Could you write out every entry exactly as it stands?

── Raw records ──

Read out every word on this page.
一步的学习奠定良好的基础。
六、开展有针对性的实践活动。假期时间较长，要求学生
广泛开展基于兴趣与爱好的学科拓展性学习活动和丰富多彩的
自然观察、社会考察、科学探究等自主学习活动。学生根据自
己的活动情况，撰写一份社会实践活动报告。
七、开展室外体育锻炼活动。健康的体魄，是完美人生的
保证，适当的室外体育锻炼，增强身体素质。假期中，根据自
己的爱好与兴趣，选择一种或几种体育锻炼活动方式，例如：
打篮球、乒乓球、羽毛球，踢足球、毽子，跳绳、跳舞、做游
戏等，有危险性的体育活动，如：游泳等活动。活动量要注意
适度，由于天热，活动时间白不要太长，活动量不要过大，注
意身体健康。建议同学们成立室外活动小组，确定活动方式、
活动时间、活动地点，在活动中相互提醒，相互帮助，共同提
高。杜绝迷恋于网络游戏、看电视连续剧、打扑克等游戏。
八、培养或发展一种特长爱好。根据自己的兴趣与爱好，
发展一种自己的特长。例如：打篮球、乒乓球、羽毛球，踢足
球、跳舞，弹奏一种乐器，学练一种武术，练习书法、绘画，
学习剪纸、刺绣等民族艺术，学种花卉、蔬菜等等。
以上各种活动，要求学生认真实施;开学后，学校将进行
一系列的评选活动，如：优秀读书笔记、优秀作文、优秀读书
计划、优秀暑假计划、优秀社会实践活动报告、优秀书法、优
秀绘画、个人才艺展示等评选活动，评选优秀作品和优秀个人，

───

:: Answer to this exercise ::
Read out every word on this page.
一步的学习奠定良好的基础。
六、开展有针对性的实践活动。假期时间较长，要求学生
广泛开展基于兴趣与爱好的学科拓展性学习活动和丰富多彩的
自然观察、社会考察、科学探究等自主学习活动。学生根据自
己的活动情况，撰写一份社会实践活动报告。
七、开展室外体育锻炼活动。健康的体魄，是完美人生的
保证，适当的室外体育锻炼，增强身体素质。假期中，根据自
己的爱好与兴趣，选择一种或几种体育锻炼活动方式，例如：
打篮球、乒乓球、羽毛球，踢足球、毽子，跳绳、跳舞、做游
戏等，有危险性的体育活动，如：游泳等活动。活动量要注意
适度，由于天热，活动时间白不要太长，活动量不要过大，注
意身体健康。建议同学们成立室外活动小组，确定活动方式、
活动时间、活动地点，在活动中相互提醒，相互帮助，共同提
高。杜绝迷恋于网络游戏、看电视连续剧、打扑克等游戏。
八、培养或发展一种特长爱好。根据自己的兴趣与爱好，
发展一种自己的特长。例如：打篮球、乒乓球、羽毛球，踢足
球、跳舞，弹奏一种乐器，学练一种武术，练习书法、绘画，
学习剪纸、刺绣等民族艺术，学种花卉、蔬菜等等。
以上各种活动，要求学生认真实施;开学后，学校将进行
一系列的评选活动，如：优秀读书笔记、优秀作文、优秀读书
计划、优秀暑假计划、优秀社会实践活动报告、优秀书法、优
秀绘画、个人才艺展示等评选活动，评选优秀作品和优秀个人，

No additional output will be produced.